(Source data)
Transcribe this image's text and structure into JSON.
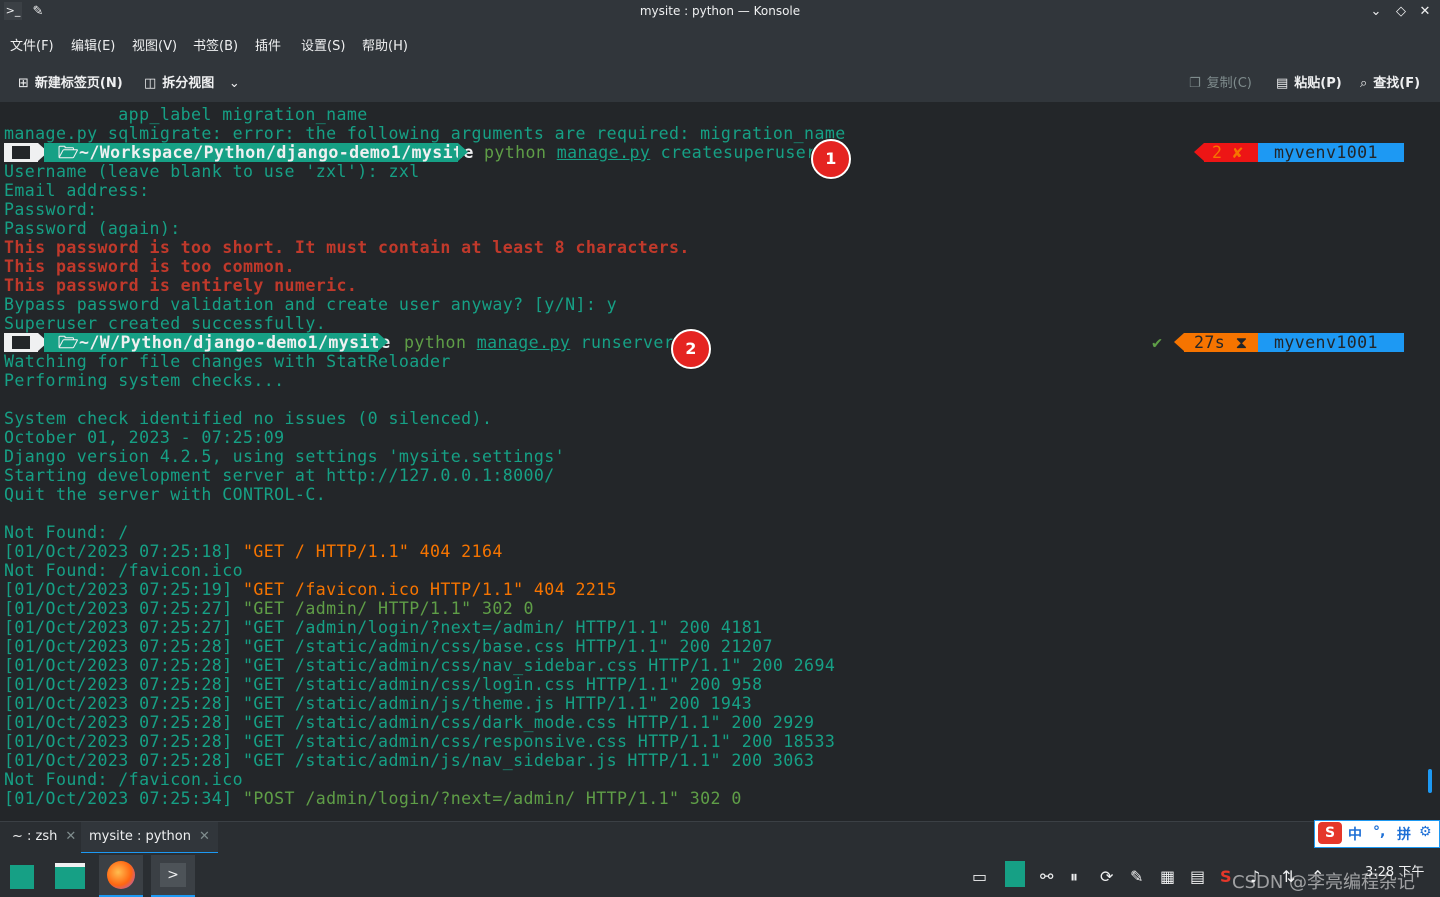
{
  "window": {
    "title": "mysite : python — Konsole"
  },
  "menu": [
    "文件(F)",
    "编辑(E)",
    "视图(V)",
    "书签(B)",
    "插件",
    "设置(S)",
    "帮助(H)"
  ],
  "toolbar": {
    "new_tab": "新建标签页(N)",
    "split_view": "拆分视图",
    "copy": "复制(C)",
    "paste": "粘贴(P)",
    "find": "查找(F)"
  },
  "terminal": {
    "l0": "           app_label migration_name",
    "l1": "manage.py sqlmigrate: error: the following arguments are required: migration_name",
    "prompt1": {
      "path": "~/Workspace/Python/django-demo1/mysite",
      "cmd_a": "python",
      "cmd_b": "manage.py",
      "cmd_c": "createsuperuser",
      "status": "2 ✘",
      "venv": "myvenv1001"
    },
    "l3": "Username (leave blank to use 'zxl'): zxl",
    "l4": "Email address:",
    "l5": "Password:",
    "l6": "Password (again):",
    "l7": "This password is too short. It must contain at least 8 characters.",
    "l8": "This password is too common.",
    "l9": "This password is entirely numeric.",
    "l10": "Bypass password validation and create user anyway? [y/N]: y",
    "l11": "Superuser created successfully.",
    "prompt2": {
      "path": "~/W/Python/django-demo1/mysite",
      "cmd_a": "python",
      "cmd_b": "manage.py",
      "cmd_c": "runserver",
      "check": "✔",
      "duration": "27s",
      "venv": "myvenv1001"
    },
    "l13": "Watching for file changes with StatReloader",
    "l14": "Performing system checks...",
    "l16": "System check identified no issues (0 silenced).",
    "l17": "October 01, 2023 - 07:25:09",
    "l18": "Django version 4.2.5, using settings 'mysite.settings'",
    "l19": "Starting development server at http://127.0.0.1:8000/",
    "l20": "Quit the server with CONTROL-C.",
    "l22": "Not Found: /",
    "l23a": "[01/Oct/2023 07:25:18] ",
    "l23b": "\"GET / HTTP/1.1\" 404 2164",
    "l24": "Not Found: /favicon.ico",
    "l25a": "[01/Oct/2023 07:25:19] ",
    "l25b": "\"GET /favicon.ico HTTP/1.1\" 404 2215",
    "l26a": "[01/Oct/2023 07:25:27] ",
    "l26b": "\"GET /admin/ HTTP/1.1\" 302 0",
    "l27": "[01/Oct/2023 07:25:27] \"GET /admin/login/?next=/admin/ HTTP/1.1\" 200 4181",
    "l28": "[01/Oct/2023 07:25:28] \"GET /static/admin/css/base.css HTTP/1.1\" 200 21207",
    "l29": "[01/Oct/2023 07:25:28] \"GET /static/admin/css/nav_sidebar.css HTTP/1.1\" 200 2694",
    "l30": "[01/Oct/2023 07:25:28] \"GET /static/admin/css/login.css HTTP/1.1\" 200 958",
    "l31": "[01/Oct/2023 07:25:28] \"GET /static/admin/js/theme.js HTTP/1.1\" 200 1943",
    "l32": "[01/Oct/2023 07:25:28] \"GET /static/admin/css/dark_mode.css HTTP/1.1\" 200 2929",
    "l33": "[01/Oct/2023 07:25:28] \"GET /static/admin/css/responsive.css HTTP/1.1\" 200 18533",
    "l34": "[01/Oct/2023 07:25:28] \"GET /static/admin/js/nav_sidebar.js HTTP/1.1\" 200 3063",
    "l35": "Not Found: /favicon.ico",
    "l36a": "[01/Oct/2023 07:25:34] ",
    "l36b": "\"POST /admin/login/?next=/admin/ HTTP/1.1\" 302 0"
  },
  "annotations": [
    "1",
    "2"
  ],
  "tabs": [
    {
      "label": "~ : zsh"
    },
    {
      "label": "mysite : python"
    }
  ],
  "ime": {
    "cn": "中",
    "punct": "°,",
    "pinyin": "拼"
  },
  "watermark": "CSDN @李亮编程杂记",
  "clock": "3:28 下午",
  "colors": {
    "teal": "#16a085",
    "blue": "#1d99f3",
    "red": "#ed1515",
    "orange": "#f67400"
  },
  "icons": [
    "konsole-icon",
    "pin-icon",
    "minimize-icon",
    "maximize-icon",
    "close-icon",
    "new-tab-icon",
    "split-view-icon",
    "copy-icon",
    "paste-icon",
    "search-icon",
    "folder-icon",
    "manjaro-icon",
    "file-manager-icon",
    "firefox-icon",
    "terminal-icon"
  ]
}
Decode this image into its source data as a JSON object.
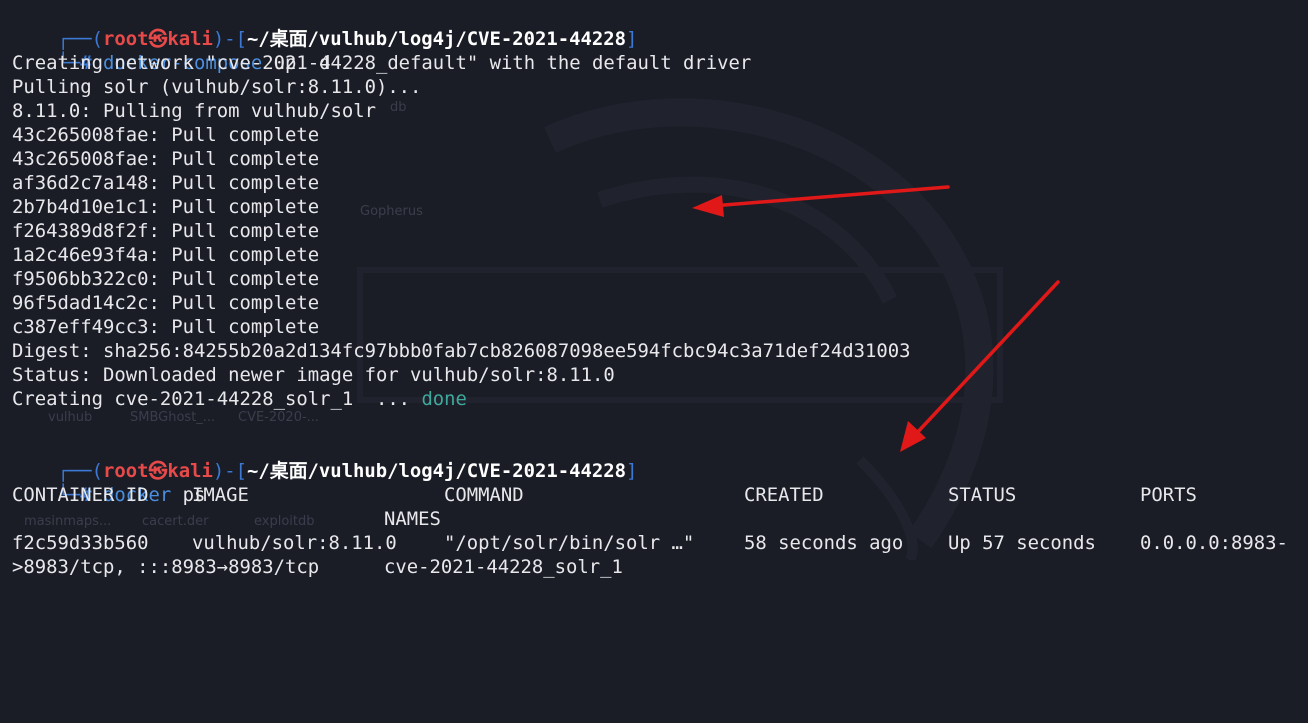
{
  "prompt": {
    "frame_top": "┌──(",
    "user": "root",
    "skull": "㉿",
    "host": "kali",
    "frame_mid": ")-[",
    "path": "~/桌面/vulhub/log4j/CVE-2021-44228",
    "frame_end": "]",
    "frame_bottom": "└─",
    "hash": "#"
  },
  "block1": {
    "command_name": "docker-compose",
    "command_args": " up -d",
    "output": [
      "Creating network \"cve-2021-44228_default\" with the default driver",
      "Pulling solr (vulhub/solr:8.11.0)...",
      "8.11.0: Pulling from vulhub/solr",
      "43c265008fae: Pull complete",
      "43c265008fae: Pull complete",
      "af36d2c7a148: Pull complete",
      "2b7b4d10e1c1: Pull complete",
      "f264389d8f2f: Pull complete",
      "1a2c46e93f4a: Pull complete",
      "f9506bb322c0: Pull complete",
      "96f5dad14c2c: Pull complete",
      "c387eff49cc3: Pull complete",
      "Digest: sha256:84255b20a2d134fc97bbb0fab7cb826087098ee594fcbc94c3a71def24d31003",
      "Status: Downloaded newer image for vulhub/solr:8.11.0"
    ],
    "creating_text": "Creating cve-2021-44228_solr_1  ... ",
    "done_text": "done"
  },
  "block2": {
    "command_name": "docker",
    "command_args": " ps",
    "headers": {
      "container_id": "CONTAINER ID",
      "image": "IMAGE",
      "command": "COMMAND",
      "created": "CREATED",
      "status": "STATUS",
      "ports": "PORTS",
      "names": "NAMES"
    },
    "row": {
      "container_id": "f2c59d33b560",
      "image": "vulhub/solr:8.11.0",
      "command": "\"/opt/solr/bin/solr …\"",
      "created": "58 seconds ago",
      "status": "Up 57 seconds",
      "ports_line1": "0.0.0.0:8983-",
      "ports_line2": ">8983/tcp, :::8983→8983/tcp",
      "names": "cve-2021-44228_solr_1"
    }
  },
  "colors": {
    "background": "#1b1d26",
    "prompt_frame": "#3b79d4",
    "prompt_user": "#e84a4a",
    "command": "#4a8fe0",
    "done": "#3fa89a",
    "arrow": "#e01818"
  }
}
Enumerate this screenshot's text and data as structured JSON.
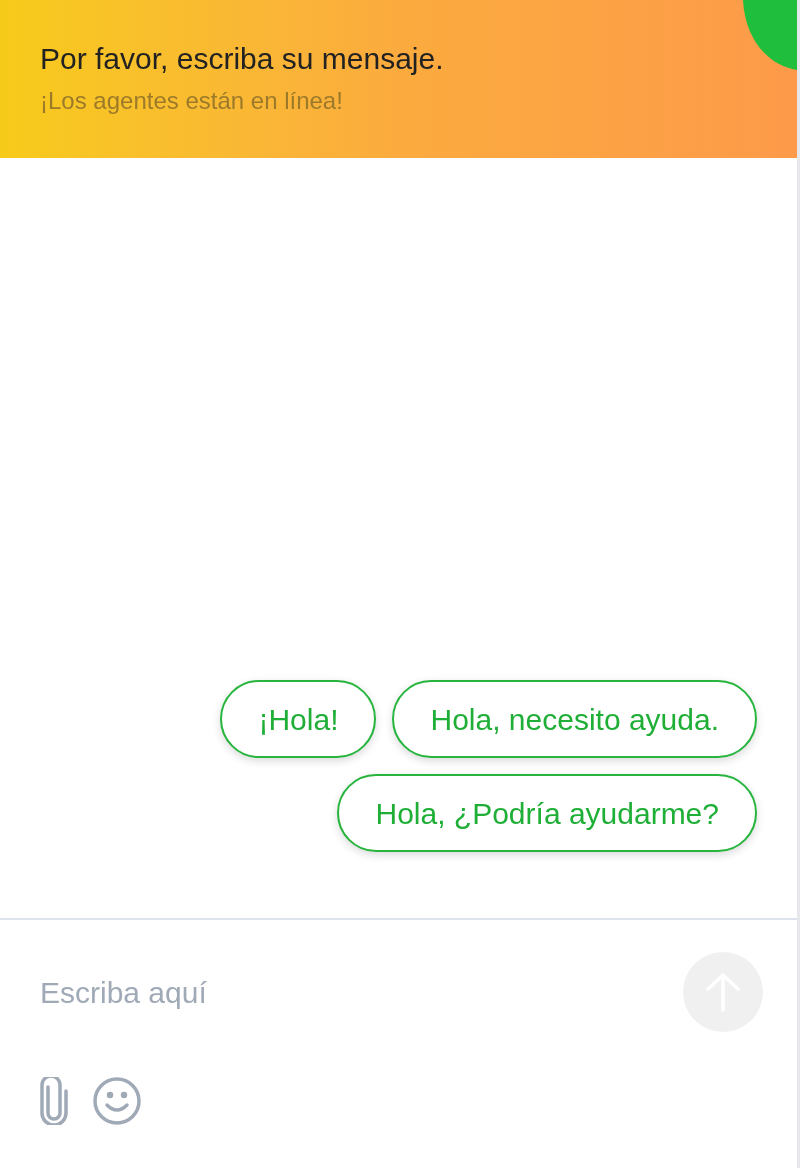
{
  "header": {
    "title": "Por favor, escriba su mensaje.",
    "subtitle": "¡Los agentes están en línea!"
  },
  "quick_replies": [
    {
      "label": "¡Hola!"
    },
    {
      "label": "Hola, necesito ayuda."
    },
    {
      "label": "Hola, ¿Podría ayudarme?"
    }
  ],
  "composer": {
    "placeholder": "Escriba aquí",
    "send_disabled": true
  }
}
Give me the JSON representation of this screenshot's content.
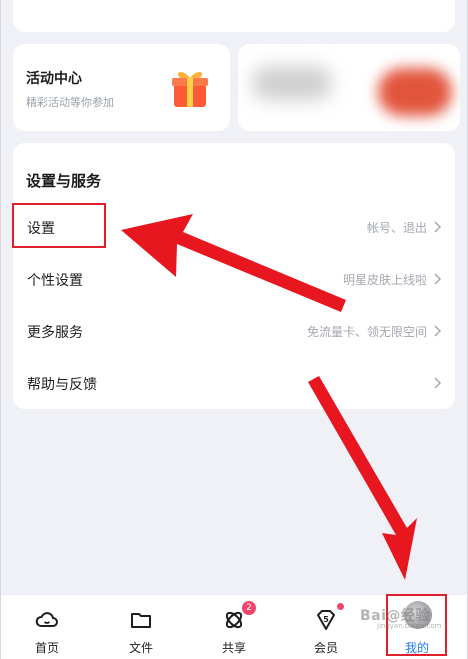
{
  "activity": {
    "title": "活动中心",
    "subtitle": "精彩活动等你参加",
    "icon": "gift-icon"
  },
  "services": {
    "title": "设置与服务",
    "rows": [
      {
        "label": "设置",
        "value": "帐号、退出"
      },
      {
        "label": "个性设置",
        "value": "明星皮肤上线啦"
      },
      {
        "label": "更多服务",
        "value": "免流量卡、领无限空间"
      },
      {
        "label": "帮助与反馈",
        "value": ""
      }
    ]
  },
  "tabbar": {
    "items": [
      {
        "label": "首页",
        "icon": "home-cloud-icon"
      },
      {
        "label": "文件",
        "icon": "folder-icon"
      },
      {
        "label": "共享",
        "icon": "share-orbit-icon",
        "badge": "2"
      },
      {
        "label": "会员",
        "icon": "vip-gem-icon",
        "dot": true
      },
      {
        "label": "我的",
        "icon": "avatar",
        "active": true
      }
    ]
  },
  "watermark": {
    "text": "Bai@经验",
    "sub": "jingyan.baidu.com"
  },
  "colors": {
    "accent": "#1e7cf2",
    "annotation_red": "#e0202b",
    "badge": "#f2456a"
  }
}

▶ Set task: Collect, from the material above, every line containing the word "Found".

▶ Result for this task:
    "l22": "Not Found: /",
    "l24": "Not Found: /favicon.ico",
    "l35": "Not Found: /favicon.ico",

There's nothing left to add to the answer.